● Set task: Note how many lines contain "лица" and give that number, with nothing else.

● Supplied records:
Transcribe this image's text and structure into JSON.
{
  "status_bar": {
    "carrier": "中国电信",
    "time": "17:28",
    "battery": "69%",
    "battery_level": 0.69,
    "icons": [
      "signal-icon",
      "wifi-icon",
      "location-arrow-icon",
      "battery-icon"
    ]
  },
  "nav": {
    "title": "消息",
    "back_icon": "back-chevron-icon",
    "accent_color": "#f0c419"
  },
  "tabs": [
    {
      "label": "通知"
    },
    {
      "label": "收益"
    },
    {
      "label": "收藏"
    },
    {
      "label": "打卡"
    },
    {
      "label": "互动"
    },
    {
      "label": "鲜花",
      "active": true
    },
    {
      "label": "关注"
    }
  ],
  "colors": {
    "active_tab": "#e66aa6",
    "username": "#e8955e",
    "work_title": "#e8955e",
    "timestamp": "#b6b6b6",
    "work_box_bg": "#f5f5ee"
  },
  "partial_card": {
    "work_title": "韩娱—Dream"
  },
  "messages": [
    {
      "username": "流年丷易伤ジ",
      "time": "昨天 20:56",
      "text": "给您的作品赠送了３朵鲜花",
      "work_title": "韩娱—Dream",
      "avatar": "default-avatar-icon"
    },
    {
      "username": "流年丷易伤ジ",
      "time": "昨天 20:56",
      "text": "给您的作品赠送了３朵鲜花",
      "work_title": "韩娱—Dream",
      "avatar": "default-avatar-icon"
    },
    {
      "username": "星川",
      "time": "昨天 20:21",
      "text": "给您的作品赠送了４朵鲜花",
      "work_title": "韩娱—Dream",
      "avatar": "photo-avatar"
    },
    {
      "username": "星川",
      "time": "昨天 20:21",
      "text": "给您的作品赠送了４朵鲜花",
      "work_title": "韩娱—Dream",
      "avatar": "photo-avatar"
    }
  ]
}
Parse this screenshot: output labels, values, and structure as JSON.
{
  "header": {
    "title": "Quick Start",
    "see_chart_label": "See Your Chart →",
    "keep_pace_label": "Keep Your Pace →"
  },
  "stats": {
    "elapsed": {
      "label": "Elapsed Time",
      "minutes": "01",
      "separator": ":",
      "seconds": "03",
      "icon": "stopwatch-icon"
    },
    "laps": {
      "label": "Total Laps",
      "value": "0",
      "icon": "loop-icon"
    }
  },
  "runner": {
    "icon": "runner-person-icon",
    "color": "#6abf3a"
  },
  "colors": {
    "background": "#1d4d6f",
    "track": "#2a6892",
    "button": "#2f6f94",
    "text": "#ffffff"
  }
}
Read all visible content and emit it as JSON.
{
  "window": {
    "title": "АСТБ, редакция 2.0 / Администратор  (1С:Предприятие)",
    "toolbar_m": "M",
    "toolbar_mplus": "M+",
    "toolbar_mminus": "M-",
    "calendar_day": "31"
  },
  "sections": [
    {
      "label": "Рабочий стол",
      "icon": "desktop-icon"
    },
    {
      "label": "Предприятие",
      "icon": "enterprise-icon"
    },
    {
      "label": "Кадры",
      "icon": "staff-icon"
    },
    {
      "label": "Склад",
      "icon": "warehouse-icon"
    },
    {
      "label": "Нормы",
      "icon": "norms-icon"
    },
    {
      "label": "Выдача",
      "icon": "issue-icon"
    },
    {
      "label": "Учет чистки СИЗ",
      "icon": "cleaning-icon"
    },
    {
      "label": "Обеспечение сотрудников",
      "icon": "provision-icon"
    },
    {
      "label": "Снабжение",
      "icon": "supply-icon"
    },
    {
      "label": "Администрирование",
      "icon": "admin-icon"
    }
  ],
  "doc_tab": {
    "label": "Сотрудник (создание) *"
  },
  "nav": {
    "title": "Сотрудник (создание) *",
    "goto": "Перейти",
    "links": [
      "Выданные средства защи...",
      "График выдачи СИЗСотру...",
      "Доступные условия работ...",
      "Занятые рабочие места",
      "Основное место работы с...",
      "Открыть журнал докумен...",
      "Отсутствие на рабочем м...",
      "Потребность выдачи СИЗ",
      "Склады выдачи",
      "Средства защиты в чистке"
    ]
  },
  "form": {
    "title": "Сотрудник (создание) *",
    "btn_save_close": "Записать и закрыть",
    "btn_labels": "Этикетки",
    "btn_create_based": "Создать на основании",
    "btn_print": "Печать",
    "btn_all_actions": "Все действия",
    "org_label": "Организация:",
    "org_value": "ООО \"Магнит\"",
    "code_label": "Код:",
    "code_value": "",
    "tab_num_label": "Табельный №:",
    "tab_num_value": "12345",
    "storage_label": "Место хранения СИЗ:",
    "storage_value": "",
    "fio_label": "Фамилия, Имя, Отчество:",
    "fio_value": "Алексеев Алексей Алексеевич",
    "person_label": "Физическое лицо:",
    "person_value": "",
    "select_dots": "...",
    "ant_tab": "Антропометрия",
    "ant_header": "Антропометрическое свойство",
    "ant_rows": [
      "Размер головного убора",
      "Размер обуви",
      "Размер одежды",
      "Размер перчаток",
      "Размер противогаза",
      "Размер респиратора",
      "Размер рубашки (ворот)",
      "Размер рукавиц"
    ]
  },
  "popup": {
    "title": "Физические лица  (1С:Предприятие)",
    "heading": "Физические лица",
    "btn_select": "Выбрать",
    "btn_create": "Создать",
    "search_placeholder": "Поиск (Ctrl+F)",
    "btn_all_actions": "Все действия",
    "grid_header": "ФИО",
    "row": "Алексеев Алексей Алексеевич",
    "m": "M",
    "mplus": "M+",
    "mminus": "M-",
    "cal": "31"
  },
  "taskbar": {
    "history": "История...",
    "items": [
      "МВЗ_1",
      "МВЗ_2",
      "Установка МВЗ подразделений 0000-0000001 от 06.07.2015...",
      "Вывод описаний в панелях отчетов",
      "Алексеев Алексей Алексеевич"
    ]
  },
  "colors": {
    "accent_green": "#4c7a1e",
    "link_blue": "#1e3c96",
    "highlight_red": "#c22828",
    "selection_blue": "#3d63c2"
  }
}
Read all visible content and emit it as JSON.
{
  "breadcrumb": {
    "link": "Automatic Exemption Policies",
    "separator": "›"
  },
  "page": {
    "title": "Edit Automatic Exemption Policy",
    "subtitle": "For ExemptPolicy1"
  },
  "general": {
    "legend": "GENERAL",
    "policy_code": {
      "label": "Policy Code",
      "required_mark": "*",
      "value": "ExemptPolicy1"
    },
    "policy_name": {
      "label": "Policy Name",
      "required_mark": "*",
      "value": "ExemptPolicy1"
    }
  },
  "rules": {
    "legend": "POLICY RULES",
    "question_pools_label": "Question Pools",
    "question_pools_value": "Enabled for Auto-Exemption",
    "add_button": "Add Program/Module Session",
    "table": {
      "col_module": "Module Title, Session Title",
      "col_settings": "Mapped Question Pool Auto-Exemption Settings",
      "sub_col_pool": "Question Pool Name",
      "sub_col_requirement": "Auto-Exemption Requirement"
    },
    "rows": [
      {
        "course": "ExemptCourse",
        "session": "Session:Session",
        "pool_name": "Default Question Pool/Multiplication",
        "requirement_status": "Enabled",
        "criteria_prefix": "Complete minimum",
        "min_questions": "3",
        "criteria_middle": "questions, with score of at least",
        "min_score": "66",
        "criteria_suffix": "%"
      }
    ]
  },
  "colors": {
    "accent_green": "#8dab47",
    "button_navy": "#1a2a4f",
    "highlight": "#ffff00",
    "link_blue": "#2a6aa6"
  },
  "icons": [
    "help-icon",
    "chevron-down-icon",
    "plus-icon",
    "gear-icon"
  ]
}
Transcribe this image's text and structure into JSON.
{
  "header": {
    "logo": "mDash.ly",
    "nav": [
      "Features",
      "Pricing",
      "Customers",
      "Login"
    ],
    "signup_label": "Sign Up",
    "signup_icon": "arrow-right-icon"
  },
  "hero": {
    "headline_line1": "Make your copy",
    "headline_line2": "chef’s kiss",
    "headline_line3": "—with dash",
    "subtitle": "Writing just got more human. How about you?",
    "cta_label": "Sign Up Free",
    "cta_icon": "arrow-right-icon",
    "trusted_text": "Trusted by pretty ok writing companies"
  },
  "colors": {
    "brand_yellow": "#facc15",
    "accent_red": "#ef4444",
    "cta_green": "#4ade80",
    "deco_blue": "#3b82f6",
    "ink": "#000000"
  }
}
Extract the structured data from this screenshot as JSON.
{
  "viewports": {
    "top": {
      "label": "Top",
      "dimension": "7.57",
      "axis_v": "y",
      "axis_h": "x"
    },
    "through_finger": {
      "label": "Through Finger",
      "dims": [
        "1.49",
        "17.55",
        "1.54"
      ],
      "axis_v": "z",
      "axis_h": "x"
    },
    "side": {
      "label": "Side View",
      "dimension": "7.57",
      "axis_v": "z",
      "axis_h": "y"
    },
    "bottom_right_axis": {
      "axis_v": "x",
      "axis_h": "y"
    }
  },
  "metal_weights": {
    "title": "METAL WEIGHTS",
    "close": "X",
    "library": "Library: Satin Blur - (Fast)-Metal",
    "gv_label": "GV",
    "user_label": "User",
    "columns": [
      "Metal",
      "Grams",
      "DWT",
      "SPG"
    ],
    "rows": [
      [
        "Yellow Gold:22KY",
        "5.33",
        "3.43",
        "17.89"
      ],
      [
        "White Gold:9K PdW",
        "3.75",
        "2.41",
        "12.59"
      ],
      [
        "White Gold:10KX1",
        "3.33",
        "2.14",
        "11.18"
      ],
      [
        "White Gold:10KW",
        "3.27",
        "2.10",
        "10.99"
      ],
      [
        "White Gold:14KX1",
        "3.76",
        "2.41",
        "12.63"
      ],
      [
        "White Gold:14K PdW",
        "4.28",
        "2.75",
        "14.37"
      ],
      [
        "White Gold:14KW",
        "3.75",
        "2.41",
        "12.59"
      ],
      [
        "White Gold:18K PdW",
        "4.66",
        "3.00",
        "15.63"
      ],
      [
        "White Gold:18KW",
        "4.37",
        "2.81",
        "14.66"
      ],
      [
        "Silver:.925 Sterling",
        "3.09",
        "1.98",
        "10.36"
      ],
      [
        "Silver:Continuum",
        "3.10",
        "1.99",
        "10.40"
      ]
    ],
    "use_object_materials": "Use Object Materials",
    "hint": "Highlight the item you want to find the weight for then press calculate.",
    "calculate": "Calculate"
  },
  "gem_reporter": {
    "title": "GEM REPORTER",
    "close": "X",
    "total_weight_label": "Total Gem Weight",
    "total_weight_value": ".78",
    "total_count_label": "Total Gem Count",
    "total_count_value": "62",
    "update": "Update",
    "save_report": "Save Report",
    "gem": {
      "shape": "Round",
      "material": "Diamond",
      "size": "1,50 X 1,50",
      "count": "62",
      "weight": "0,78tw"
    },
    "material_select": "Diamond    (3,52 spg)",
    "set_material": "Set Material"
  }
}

● Expected output: 2